___ Supplied data
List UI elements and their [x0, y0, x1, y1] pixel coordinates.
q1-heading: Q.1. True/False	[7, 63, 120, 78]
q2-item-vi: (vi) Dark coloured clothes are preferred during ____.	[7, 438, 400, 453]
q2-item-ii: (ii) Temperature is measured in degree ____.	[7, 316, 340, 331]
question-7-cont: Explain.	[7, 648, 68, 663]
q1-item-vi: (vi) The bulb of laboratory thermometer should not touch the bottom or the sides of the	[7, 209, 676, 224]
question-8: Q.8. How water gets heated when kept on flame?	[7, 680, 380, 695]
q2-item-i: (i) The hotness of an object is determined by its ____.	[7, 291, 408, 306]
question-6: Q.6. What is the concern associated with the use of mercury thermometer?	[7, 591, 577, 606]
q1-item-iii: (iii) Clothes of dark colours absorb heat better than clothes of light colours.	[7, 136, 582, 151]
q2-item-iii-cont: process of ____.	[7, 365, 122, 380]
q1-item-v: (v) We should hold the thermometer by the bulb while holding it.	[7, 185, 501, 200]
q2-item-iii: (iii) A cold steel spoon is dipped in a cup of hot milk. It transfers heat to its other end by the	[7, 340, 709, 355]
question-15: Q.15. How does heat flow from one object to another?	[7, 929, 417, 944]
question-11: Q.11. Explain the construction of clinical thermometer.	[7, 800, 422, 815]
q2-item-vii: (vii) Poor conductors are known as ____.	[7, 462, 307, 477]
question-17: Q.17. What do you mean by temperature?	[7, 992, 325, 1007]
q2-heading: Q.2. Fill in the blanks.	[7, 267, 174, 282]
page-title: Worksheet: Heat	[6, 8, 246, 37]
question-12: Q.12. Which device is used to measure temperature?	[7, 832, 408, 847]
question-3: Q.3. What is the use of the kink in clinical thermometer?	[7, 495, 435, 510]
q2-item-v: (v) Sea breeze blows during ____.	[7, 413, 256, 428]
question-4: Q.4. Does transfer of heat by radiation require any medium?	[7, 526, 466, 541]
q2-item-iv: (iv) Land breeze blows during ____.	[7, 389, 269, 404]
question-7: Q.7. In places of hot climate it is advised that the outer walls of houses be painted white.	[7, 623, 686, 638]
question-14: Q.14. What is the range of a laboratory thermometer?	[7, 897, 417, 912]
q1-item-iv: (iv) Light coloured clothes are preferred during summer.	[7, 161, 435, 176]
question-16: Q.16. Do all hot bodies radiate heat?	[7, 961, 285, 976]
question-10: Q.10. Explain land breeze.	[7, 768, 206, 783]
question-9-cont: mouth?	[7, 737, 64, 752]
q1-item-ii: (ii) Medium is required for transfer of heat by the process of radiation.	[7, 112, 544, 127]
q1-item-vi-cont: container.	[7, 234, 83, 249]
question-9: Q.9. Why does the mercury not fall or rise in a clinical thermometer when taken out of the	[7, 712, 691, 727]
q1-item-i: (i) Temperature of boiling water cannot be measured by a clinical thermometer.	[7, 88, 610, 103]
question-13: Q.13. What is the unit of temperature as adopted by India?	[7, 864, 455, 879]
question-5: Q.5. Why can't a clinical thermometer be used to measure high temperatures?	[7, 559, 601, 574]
______
■ **Your objective**
Copy the records word for word, from their first line through the line containing "q1-item-iv: (iv) Light".

■ **Completed task**
List UI elements and their [x0, y0, x1, y1] pixel coordinates.
q1-heading: Q.1. True/False	[7, 63, 120, 78]
q2-item-vi: (vi) Dark coloured clothes are preferred during ____.	[7, 438, 400, 453]
q2-item-ii: (ii) Temperature is measured in degree ____.	[7, 316, 340, 331]
question-7-cont: Explain.	[7, 648, 68, 663]
q1-item-vi: (vi) The bulb of laboratory thermometer should not touch the bottom or the sides of the	[7, 209, 676, 224]
question-8: Q.8. How water gets heated when kept on flame?	[7, 680, 380, 695]
q2-item-i: (i) The hotness of an object is determined by its ____.	[7, 291, 408, 306]
question-6: Q.6. What is the concern associated with the use of mercury thermometer?	[7, 591, 577, 606]
q1-item-iii: (iii) Clothes of dark colours absorb heat better than clothes of light colours.	[7, 136, 582, 151]
q2-item-iii-cont: process of ____.	[7, 365, 122, 380]
q1-item-v: (v) We should hold the thermometer by the bulb while holding it.	[7, 185, 501, 200]
q2-item-iii: (iii) A cold steel spoon is dipped in a cup of hot milk. It transfers heat to its other end by the	[7, 340, 709, 355]
question-15: Q.15. How does heat flow from one object to another?	[7, 929, 417, 944]
question-11: Q.11. Explain the construction of clinical thermometer.	[7, 800, 422, 815]
q2-item-vii: (vii) Poor conductors are known as ____.	[7, 462, 307, 477]
question-17: Q.17. What do you mean by temperature?	[7, 992, 325, 1007]
q2-heading: Q.2. Fill in the blanks.	[7, 267, 174, 282]
page-title: Worksheet: Heat	[6, 8, 246, 37]
question-12: Q.12. Which device is used to measure temperature?	[7, 832, 408, 847]
question-3: Q.3. What is the use of the kink in clinical thermometer?	[7, 495, 435, 510]
q2-item-v: (v) Sea breeze blows during ____.	[7, 413, 256, 428]
question-4: Q.4. Does transfer of heat by radiation require any medium?	[7, 526, 466, 541]
q2-item-iv: (iv) Land breeze blows during ____.	[7, 389, 269, 404]
question-7: Q.7. In places of hot climate it is advised that the outer walls of houses be painted white.	[7, 623, 686, 638]
question-14: Q.14. What is the range of a laboratory thermometer?	[7, 897, 417, 912]
q1-item-iv: (iv) Light coloured clothes are preferred during summer.	[7, 161, 435, 176]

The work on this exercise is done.